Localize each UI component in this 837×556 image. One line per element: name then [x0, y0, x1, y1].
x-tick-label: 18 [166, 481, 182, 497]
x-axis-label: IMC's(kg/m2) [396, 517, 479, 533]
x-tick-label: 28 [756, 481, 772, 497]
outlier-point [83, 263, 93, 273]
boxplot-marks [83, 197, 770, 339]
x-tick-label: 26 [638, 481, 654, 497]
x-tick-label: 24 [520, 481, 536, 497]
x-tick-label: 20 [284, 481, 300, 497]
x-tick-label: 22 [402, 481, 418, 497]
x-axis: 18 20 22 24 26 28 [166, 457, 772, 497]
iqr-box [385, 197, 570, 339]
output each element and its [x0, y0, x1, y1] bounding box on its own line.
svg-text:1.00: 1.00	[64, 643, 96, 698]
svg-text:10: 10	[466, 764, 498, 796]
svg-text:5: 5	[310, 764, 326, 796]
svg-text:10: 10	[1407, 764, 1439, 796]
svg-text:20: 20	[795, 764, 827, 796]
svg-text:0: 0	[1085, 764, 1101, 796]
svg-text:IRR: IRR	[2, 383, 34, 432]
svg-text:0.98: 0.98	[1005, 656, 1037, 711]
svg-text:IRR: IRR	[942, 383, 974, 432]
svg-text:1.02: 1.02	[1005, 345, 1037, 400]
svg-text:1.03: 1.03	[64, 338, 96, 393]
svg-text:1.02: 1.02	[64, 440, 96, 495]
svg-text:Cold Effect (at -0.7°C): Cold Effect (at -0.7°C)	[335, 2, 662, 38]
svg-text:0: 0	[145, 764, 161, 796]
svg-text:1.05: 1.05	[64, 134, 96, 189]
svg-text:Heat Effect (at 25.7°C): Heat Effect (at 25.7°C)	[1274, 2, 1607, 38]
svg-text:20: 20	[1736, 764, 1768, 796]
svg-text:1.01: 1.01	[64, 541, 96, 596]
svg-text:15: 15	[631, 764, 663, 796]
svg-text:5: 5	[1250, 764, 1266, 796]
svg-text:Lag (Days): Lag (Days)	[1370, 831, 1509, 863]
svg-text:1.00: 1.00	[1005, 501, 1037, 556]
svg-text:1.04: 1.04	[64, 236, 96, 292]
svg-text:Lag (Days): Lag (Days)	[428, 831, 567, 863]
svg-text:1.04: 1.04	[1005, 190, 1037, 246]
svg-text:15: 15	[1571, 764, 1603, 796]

***

● Problem requirements
Pick out and copy every line of the material that contains the word "label", matching uppercase and lowercase letters exactly.

● The reply
x-tick-label: 18 [166, 481, 182, 497]
x-axis-label: IMC's(kg/m2) [396, 517, 479, 533]
x-tick-label: 28 [756, 481, 772, 497]
x-tick-label: 26 [638, 481, 654, 497]
x-tick-label: 24 [520, 481, 536, 497]
x-tick-label: 20 [284, 481, 300, 497]
x-tick-label: 22 [402, 481, 418, 497]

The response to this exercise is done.